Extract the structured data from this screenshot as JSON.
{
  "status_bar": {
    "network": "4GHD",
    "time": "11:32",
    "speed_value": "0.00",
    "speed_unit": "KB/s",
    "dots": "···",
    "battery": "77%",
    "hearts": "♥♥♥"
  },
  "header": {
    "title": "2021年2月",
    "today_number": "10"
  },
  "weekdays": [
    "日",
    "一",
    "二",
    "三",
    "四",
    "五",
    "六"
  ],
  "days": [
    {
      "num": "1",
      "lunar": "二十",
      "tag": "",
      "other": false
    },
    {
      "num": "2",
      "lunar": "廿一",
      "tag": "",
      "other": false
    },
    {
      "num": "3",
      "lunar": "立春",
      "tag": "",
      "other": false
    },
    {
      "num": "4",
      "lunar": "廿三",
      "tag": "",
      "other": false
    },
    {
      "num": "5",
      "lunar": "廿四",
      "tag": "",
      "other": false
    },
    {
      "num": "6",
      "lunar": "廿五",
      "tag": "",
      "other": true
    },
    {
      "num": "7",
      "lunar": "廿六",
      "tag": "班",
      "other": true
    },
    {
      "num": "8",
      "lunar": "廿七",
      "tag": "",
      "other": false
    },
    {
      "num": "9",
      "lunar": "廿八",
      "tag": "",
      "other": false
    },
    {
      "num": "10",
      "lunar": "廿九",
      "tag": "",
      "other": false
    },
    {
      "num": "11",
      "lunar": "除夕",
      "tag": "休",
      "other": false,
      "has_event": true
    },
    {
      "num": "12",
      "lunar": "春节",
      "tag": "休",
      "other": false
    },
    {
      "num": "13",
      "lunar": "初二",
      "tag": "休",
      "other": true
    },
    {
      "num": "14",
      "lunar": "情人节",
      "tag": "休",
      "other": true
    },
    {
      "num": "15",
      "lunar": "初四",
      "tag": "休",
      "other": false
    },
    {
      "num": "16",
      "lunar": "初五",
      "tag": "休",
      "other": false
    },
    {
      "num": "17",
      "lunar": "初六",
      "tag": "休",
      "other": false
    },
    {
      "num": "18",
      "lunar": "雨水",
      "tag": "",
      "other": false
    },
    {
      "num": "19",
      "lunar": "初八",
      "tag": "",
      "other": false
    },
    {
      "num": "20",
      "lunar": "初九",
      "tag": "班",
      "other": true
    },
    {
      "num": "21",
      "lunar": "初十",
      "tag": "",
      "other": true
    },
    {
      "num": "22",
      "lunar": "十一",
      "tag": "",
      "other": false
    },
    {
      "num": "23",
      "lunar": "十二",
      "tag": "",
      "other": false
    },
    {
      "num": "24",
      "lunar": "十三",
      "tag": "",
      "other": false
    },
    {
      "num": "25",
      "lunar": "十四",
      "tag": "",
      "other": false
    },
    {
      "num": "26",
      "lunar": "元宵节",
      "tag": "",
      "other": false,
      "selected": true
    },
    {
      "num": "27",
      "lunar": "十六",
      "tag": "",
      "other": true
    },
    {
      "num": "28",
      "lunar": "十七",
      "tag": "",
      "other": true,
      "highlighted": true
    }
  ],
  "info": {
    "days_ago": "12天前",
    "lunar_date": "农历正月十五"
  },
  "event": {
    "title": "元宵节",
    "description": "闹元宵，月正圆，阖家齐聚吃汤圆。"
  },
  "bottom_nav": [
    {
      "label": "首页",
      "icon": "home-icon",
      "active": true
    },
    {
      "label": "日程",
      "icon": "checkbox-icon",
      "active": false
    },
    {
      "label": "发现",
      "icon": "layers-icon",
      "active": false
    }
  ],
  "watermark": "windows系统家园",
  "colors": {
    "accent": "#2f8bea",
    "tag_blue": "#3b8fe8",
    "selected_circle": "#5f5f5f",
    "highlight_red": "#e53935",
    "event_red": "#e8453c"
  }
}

WRITTEN EXERCISE: Extract the listing in its entirety, matching it exactly.

WRITTEN SOLUTION:
Extract the structured data from this screenshot as JSON.
{
  "status_bar": {
    "network": "4GHD",
    "time": "11:32",
    "speed_value": "0.00",
    "speed_unit": "KB/s",
    "dots": "···",
    "battery": "77%",
    "hearts": "♥♥♥"
  },
  "header": {
    "title": "2021年2月",
    "today_number": "10"
  },
  "weekdays": [
    "日",
    "一",
    "二",
    "三",
    "四",
    "五",
    "六"
  ],
  "days": [
    {
      "num": "1",
      "lunar": "二十",
      "tag": "",
      "other": false
    },
    {
      "num": "2",
      "lunar": "廿一",
      "tag": "",
      "other": false
    },
    {
      "num": "3",
      "lunar": "立春",
      "tag": "",
      "other": false
    },
    {
      "num": "4",
      "lunar": "廿三",
      "tag": "",
      "other": false
    },
    {
      "num": "5",
      "lunar": "廿四",
      "tag": "",
      "other": false
    },
    {
      "num": "6",
      "lunar": "廿五",
      "tag": "",
      "other": true
    },
    {
      "num": "7",
      "lunar": "廿六",
      "tag": "班",
      "other": true
    },
    {
      "num": "8",
      "lunar": "廿七",
      "tag": "",
      "other": false
    },
    {
      "num": "9",
      "lunar": "廿八",
      "tag": "",
      "other": false
    },
    {
      "num": "10",
      "lunar": "廿九",
      "tag": "",
      "other": false
    },
    {
      "num": "11",
      "lunar": "除夕",
      "tag": "休",
      "other": false,
      "has_event": true
    },
    {
      "num": "12",
      "lunar": "春节",
      "tag": "休",
      "other": false
    },
    {
      "num": "13",
      "lunar": "初二",
      "tag": "休",
      "other": true
    },
    {
      "num": "14",
      "lunar": "情人节",
      "tag": "休",
      "other": true
    },
    {
      "num": "15",
      "lunar": "初四",
      "tag": "休",
      "other": false
    },
    {
      "num": "16",
      "lunar": "初五",
      "tag": "休",
      "other": false
    },
    {
      "num": "17",
      "lunar": "初六",
      "tag": "休",
      "other": false
    },
    {
      "num": "18",
      "lunar": "雨水",
      "tag": "",
      "other": false
    },
    {
      "num": "19",
      "lunar": "初八",
      "tag": "",
      "other": false
    },
    {
      "num": "20",
      "lunar": "初九",
      "tag": "班",
      "other": true
    },
    {
      "num": "21",
      "lunar": "初十",
      "tag": "",
      "other": true
    },
    {
      "num": "22",
      "lunar": "十一",
      "tag": "",
      "other": false
    },
    {
      "num": "23",
      "lunar": "十二",
      "tag": "",
      "other": false
    },
    {
      "num": "24",
      "lunar": "十三",
      "tag": "",
      "other": false
    },
    {
      "num": "25",
      "lunar": "十四",
      "tag": "",
      "other": false
    },
    {
      "num": "26",
      "lunar": "元宵节",
      "tag": "",
      "other": false,
      "selected": true
    },
    {
      "num": "27",
      "lunar": "十六",
      "tag": "",
      "other": true
    },
    {
      "num": "28",
      "lunar": "十七",
      "tag": "",
      "other": true,
      "highlighted": true
    }
  ],
  "info": {
    "days_ago": "12天前",
    "lunar_date": "农历正月十五"
  },
  "event": {
    "title": "元宵节",
    "description": "闹元宵，月正圆，阖家齐聚吃汤圆。"
  },
  "bottom_nav": [
    {
      "label": "首页",
      "icon": "home-icon",
      "active": true
    },
    {
      "label": "日程",
      "icon": "checkbox-icon",
      "active": false
    },
    {
      "label": "发现",
      "icon": "layers-icon",
      "active": false
    }
  ],
  "watermark": "windows系统家园",
  "colors": {
    "accent": "#2f8bea",
    "tag_blue": "#3b8fe8",
    "selected_circle": "#5f5f5f",
    "highlight_red": "#e53935",
    "event_red": "#e8453c"
  }
}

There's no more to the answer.